__WORK REQUIRED__. Consider the records below. How many of their lines include the word "plist"? State the number and nothing else.

-- start --

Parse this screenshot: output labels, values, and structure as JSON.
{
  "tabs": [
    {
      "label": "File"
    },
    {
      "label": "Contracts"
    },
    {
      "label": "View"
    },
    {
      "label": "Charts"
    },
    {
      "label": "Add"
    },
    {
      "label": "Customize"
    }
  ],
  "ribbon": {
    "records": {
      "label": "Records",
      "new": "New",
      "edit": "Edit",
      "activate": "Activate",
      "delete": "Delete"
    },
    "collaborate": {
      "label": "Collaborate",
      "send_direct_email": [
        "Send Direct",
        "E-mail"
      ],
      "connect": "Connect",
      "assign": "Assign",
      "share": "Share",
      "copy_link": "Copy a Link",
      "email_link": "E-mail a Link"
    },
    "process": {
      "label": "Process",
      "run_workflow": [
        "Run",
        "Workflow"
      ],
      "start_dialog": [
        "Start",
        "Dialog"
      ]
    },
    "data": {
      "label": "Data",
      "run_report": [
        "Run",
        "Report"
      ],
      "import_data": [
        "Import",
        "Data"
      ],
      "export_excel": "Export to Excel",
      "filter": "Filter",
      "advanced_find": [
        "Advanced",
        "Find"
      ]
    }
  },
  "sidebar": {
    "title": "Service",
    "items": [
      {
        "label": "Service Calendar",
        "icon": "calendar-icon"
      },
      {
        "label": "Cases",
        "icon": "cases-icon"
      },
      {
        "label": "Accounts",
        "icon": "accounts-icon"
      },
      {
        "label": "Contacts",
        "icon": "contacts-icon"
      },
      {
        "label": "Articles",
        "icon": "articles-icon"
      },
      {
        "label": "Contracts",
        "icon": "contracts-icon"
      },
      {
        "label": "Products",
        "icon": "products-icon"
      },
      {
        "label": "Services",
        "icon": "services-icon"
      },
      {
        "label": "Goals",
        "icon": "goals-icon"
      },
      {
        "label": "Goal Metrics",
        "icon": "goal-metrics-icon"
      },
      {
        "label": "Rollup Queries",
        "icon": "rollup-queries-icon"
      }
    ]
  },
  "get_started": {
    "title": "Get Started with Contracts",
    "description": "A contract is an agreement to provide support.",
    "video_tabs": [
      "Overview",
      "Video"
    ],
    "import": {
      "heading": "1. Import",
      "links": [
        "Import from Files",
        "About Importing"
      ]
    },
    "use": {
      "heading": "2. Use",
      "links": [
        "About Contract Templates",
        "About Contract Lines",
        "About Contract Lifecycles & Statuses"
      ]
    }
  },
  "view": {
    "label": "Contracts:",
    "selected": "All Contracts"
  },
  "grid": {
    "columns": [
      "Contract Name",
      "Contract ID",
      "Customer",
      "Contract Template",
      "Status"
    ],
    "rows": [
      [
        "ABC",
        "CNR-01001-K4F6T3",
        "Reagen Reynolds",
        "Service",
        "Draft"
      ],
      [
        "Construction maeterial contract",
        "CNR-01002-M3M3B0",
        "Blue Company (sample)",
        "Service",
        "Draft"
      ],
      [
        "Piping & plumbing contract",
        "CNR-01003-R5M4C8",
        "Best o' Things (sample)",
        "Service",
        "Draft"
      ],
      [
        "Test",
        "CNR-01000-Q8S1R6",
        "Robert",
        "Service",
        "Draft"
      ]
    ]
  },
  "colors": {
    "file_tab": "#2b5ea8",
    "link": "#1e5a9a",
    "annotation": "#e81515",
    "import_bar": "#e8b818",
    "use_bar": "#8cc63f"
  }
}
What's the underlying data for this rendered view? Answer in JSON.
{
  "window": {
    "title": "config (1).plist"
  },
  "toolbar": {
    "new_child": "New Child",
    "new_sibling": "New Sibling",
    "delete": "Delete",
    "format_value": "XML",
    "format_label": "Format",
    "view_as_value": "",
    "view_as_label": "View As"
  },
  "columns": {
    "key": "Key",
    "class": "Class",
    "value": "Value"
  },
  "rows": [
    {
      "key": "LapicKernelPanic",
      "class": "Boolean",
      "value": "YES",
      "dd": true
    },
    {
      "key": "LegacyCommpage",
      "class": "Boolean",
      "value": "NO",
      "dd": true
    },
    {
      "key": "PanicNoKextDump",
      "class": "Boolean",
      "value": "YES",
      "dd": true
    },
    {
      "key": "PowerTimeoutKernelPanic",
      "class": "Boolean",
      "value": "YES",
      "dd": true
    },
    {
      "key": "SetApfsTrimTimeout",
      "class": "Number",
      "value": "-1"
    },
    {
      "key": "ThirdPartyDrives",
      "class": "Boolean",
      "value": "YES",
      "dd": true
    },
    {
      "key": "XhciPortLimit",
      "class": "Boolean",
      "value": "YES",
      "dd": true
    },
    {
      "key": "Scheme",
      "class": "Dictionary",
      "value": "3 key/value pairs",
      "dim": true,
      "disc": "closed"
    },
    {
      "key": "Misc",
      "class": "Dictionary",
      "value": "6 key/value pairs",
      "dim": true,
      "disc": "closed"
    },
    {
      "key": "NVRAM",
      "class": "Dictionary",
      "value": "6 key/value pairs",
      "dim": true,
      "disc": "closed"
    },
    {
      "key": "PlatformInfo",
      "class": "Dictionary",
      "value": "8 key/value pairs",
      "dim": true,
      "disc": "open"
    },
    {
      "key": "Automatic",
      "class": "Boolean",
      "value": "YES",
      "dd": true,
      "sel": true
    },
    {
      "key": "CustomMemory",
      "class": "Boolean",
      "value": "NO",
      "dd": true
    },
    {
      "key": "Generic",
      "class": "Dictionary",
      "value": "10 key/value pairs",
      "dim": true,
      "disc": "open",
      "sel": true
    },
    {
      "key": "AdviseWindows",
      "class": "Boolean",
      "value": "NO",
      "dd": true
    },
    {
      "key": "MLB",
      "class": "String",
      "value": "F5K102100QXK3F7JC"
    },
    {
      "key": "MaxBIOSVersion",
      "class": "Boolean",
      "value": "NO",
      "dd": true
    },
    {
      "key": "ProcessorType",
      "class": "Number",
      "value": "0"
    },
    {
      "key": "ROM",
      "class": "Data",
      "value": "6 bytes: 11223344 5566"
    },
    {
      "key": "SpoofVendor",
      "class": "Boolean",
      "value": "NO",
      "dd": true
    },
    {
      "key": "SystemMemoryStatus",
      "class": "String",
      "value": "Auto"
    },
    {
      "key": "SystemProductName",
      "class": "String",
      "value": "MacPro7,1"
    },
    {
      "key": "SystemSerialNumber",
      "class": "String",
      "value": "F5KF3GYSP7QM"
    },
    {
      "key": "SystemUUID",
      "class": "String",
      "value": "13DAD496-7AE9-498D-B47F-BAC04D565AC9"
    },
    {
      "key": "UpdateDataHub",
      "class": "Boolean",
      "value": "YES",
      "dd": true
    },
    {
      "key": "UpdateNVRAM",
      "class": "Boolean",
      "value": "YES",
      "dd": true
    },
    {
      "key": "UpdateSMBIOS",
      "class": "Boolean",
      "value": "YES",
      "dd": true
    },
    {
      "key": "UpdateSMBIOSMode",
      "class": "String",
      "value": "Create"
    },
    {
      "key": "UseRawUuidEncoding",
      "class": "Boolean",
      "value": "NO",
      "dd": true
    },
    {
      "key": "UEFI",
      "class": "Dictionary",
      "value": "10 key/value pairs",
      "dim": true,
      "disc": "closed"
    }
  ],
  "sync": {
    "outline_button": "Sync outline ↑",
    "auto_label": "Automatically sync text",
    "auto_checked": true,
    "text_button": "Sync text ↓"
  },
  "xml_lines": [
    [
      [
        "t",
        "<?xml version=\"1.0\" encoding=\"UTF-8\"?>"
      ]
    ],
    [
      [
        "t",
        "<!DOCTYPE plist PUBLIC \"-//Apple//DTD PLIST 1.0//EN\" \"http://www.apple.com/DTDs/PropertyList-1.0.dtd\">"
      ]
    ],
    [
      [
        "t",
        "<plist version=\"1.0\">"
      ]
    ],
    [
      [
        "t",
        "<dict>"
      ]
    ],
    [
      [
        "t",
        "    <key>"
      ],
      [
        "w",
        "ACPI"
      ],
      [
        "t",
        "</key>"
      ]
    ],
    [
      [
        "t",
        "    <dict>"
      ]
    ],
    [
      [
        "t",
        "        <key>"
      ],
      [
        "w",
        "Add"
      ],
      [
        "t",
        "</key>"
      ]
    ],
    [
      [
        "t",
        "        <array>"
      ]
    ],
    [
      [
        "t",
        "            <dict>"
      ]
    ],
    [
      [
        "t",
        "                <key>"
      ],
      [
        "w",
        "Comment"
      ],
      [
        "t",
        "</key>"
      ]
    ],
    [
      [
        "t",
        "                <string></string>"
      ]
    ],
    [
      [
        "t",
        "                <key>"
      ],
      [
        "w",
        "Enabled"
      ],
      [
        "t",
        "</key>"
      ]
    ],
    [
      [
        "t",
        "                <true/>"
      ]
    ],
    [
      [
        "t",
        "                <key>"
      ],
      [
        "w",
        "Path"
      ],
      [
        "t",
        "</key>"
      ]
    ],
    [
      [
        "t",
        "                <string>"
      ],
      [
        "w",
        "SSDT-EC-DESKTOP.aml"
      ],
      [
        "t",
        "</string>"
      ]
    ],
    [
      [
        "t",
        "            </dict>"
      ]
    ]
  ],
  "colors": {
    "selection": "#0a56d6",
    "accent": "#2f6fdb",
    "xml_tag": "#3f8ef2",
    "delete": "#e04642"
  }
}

-- end --

__OUTPUT FOR THIS EXERCISE__. 3